[start of PROVIDED RECORDS]

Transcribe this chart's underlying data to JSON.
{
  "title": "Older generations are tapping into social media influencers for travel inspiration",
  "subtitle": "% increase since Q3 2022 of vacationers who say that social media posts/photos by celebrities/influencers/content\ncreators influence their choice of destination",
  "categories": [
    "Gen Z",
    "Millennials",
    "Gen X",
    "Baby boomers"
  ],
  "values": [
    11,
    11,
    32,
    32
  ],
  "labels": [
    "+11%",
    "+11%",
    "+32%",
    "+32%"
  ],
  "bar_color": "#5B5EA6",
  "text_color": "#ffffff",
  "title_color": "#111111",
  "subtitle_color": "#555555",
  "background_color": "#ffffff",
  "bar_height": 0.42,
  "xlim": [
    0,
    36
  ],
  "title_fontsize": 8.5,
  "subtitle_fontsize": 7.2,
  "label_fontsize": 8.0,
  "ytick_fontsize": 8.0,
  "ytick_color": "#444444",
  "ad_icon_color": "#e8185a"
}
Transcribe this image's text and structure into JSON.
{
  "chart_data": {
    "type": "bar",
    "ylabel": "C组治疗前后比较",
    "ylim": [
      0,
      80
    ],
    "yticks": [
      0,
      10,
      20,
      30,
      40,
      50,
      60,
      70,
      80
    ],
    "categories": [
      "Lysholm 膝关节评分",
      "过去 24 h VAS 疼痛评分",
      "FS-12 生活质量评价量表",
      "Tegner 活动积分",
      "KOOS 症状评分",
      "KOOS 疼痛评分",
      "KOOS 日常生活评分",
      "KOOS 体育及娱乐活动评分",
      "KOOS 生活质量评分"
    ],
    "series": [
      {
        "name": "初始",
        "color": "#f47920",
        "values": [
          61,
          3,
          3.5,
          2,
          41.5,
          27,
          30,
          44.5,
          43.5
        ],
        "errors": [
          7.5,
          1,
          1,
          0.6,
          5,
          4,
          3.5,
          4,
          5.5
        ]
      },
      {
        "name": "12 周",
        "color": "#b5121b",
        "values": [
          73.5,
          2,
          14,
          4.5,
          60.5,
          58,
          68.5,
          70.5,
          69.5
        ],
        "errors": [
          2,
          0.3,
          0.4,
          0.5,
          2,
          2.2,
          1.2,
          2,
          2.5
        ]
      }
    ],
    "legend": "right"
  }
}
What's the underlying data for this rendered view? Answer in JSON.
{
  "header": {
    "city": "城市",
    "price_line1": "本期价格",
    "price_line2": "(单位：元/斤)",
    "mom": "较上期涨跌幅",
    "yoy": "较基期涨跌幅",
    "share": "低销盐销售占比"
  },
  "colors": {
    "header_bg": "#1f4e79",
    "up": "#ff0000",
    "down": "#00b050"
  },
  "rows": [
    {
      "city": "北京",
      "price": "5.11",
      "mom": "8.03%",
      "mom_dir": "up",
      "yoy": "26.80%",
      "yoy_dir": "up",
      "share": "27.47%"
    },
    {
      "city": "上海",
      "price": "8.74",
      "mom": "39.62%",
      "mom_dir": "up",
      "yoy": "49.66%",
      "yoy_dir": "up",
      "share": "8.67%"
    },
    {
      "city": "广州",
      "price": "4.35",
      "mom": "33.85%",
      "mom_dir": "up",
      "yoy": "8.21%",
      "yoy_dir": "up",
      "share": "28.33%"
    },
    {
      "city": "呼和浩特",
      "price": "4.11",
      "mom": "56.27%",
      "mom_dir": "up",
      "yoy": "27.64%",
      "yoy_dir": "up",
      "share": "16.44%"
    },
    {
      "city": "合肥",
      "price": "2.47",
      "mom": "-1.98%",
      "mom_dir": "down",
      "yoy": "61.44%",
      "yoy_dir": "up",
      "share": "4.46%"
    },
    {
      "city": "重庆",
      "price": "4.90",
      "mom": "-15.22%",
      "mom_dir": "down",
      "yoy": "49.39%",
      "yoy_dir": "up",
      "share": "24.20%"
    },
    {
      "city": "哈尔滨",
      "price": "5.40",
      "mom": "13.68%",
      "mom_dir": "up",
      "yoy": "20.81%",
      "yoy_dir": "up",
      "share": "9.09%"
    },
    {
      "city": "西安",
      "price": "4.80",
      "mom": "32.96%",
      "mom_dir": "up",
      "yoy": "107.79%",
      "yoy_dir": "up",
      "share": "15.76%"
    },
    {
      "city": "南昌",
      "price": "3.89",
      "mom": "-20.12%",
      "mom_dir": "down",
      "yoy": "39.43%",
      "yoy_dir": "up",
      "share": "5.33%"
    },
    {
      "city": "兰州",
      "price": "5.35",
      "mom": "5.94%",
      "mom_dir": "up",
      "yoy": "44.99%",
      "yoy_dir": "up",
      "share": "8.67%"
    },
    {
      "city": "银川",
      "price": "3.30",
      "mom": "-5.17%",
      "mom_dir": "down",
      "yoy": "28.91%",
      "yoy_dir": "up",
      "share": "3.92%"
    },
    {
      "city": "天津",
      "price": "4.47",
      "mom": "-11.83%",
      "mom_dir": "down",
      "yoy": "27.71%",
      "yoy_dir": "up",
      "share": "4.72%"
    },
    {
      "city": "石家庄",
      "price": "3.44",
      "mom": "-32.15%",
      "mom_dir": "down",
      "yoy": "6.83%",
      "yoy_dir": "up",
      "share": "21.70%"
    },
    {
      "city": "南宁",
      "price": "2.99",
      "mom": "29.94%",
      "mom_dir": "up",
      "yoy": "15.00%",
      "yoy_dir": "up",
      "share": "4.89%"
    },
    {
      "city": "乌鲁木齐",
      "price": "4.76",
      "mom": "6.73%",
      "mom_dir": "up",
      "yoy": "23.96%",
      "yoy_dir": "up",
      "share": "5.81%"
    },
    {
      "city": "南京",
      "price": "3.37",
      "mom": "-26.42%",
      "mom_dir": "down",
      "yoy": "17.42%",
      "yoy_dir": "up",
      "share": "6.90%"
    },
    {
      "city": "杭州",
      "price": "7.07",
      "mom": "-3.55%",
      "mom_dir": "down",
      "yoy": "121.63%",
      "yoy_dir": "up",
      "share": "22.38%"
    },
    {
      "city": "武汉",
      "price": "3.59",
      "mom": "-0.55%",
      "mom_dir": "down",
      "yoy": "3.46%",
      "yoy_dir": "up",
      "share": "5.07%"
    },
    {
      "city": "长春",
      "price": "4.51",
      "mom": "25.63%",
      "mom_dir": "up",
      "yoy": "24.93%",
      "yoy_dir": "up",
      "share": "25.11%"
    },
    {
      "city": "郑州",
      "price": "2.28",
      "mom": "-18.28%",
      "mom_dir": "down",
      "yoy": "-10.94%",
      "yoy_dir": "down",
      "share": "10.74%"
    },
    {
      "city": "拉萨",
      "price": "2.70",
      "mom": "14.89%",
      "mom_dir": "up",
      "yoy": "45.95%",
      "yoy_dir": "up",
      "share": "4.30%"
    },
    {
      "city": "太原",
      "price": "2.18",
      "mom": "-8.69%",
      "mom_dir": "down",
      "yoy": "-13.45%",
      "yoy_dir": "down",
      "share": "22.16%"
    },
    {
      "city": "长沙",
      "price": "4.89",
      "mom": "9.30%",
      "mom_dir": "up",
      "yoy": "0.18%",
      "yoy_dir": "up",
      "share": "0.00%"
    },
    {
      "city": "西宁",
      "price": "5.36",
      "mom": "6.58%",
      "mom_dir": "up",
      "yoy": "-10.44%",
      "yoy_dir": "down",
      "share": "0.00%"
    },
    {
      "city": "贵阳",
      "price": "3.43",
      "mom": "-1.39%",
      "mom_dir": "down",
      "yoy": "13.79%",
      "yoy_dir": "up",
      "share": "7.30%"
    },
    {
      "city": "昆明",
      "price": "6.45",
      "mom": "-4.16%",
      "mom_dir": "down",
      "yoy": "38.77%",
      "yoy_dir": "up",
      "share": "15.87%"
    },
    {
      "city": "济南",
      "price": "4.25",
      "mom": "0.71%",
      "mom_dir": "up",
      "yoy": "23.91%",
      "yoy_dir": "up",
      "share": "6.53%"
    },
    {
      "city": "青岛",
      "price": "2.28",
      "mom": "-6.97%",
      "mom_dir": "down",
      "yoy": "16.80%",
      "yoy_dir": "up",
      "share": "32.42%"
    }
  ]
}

[end of PROVIDED RECORDS]

» WHAT THE TASK REQUIRES
Keep only those lines of the records that hold "KOOS", and return them.

» FINAL RESULT
      "KOOS 症状评分",
      "KOOS 疼痛评分",
      "KOOS 日常生活评分",
      "KOOS 体育及娱乐活动评分",
      "KOOS 生活质量评分"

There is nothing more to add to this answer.